start RAW DATA
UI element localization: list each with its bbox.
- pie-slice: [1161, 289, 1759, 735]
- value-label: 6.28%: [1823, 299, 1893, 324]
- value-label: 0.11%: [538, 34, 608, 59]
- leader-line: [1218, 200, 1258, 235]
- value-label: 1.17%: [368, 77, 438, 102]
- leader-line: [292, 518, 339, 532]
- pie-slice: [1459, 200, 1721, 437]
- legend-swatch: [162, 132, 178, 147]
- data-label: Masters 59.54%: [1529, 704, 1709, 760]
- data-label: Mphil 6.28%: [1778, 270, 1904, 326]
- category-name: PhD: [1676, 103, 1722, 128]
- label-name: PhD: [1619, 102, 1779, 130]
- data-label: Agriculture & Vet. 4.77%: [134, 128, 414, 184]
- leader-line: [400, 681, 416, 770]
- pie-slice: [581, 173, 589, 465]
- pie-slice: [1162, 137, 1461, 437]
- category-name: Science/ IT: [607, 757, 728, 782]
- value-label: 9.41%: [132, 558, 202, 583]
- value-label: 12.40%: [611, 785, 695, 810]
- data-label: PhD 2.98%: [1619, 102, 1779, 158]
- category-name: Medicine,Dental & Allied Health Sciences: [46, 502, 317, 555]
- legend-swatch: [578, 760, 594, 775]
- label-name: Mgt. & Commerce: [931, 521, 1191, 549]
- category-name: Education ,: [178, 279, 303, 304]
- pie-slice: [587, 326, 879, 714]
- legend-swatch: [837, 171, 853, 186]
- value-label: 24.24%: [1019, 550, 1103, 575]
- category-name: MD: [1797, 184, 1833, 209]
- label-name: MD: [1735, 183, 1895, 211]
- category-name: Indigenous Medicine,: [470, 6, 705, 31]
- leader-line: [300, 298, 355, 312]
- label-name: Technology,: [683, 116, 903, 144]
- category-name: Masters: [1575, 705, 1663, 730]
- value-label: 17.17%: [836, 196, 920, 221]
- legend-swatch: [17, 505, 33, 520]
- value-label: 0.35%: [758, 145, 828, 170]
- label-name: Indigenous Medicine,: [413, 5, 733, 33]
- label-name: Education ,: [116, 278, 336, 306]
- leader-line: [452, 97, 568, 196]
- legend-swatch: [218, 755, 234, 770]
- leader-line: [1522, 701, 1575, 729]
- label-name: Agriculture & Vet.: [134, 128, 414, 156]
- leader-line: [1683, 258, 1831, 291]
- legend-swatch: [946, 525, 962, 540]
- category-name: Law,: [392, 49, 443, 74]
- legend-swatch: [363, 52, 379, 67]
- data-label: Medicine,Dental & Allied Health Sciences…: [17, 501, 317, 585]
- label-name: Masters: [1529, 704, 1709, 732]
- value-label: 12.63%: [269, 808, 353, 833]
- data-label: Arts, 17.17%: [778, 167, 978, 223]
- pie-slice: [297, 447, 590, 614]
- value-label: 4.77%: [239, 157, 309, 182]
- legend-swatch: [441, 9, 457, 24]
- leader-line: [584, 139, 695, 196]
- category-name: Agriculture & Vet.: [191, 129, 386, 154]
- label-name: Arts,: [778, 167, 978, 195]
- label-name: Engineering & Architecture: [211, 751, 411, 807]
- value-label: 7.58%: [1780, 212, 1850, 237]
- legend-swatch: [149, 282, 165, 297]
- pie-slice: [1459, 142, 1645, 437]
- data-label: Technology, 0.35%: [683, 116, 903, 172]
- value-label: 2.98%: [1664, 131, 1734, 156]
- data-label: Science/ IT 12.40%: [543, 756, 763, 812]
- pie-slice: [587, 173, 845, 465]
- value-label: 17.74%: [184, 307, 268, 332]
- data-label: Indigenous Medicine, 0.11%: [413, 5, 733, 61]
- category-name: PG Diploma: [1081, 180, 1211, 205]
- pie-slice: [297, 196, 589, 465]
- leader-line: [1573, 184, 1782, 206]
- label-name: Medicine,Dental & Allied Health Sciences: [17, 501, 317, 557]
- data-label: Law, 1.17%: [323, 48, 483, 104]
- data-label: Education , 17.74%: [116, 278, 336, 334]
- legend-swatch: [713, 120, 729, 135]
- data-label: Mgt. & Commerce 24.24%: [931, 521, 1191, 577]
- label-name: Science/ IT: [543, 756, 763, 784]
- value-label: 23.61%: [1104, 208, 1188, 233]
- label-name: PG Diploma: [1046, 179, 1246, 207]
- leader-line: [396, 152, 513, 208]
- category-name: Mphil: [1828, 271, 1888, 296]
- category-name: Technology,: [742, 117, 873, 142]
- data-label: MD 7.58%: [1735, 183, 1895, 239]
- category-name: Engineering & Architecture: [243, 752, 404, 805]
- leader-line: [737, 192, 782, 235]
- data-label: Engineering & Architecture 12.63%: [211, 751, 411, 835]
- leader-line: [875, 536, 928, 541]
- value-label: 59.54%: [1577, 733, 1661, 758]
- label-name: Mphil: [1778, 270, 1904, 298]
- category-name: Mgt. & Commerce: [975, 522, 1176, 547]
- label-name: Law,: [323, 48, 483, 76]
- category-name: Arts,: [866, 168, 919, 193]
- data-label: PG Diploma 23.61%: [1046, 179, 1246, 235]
end RAW DATA
- PROBLEM STATEMENT
Reproduce every line in the records verbatim, with nothing changed.

- SOLUTION FOR THIS TASK
UI element localization: list each with its bbox.
- pie-slice: [1161, 289, 1759, 735]
- value-label: 6.28%: [1823, 299, 1893, 324]
- value-label: 0.11%: [538, 34, 608, 59]
- leader-line: [1218, 200, 1258, 235]
- value-label: 1.17%: [368, 77, 438, 102]
- leader-line: [292, 518, 339, 532]
- pie-slice: [1459, 200, 1721, 437]
- legend-swatch: [162, 132, 178, 147]
- data-label: Masters 59.54%: [1529, 704, 1709, 760]
- data-label: Mphil 6.28%: [1778, 270, 1904, 326]
- category-name: PhD: [1676, 103, 1722, 128]
- label-name: PhD: [1619, 102, 1779, 130]
- data-label: Agriculture & Vet. 4.77%: [134, 128, 414, 184]
- leader-line: [400, 681, 416, 770]
- pie-slice: [581, 173, 589, 465]
- pie-slice: [1162, 137, 1461, 437]
- category-name: Science/ IT: [607, 757, 728, 782]
- value-label: 9.41%: [132, 558, 202, 583]
- value-label: 12.40%: [611, 785, 695, 810]
- data-label: PhD 2.98%: [1619, 102, 1779, 158]
- category-name: Medicine,Dental & Allied Health Sciences: [46, 502, 317, 555]
- legend-swatch: [578, 760, 594, 775]
- label-name: Mgt. & Commerce: [931, 521, 1191, 549]
- category-name: Education ,: [178, 279, 303, 304]
- pie-slice: [587, 326, 879, 714]
- legend-swatch: [837, 171, 853, 186]
- value-label: 24.24%: [1019, 550, 1103, 575]
- category-name: MD: [1797, 184, 1833, 209]
- label-name: MD: [1735, 183, 1895, 211]
- category-name: Indigenous Medicine,: [470, 6, 705, 31]
- leader-line: [300, 298, 355, 312]
- label-name: Technology,: [683, 116, 903, 144]
- category-name: Masters: [1575, 705, 1663, 730]
- value-label: 17.17%: [836, 196, 920, 221]
- legend-swatch: [17, 505, 33, 520]
- value-label: 0.35%: [758, 145, 828, 170]
- label-name: Indigenous Medicine,: [413, 5, 733, 33]
- label-name: Education ,: [116, 278, 336, 306]
- leader-line: [452, 97, 568, 196]
- legend-swatch: [218, 755, 234, 770]
- leader-line: [1522, 701, 1575, 729]
- label-name: Agriculture & Vet.: [134, 128, 414, 156]
- leader-line: [1683, 258, 1831, 291]
- legend-swatch: [946, 525, 962, 540]
- category-name: Law,: [392, 49, 443, 74]
- legend-swatch: [363, 52, 379, 67]
- data-label: Medicine,Dental & Allied Health Sciences…: [17, 501, 317, 585]
- label-name: Masters: [1529, 704, 1709, 732]
- value-label: 12.63%: [269, 808, 353, 833]
- data-label: Arts, 17.17%: [778, 167, 978, 223]
- pie-slice: [297, 447, 590, 614]
- value-label: 4.77%: [239, 157, 309, 182]
- legend-swatch: [441, 9, 457, 24]
- leader-line: [584, 139, 695, 196]
- category-name: Agriculture & Vet.: [191, 129, 386, 154]
- label-name: Arts,: [778, 167, 978, 195]
- label-name: Engineering & Architecture: [211, 751, 411, 807]
- value-label: 7.58%: [1780, 212, 1850, 237]
- legend-swatch: [149, 282, 165, 297]
- pie-slice: [1459, 142, 1645, 437]
- data-label: Technology, 0.35%: [683, 116, 903, 172]
- value-label: 2.98%: [1664, 131, 1734, 156]
- data-label: Science/ IT 12.40%: [543, 756, 763, 812]
- pie-slice: [587, 173, 845, 465]
- value-label: 17.74%: [184, 307, 268, 332]
- data-label: Indigenous Medicine, 0.11%: [413, 5, 733, 61]
- category-name: PG Diploma: [1081, 180, 1211, 205]
- pie-slice: [297, 196, 589, 465]
- leader-line: [1573, 184, 1782, 206]
- label-name: Medicine,Dental & Allied Health Sciences: [17, 501, 317, 557]
- data-label: Law, 1.17%: [323, 48, 483, 104]
- data-label: Education , 17.74%: [116, 278, 336, 334]
- legend-swatch: [713, 120, 729, 135]
- data-label: Mgt. & Commerce 24.24%: [931, 521, 1191, 577]
- label-name: Science/ IT: [543, 756, 763, 784]
- value-label: 23.61%: [1104, 208, 1188, 233]
- label-name: PG Diploma: [1046, 179, 1246, 207]
- leader-line: [396, 152, 513, 208]
- category-name: Mphil: [1828, 271, 1888, 296]
- category-name: Technology,: [742, 117, 873, 142]
- data-label: MD 7.58%: [1735, 183, 1895, 239]
- category-name: Engineering & Architecture: [243, 752, 404, 805]
- leader-line: [737, 192, 782, 235]
- data-label: Engineering & Architecture 12.63%: [211, 751, 411, 835]
- leader-line: [875, 536, 928, 541]
- value-label: 59.54%: [1577, 733, 1661, 758]
- label-name: Mphil: [1778, 270, 1904, 298]
- category-name: Mgt. & Commerce: [975, 522, 1176, 547]
- label-name: Law,: [323, 48, 483, 76]
- category-name: Arts,: [866, 168, 919, 193]
- data-label: PG Diploma 23.61%: [1046, 179, 1246, 235]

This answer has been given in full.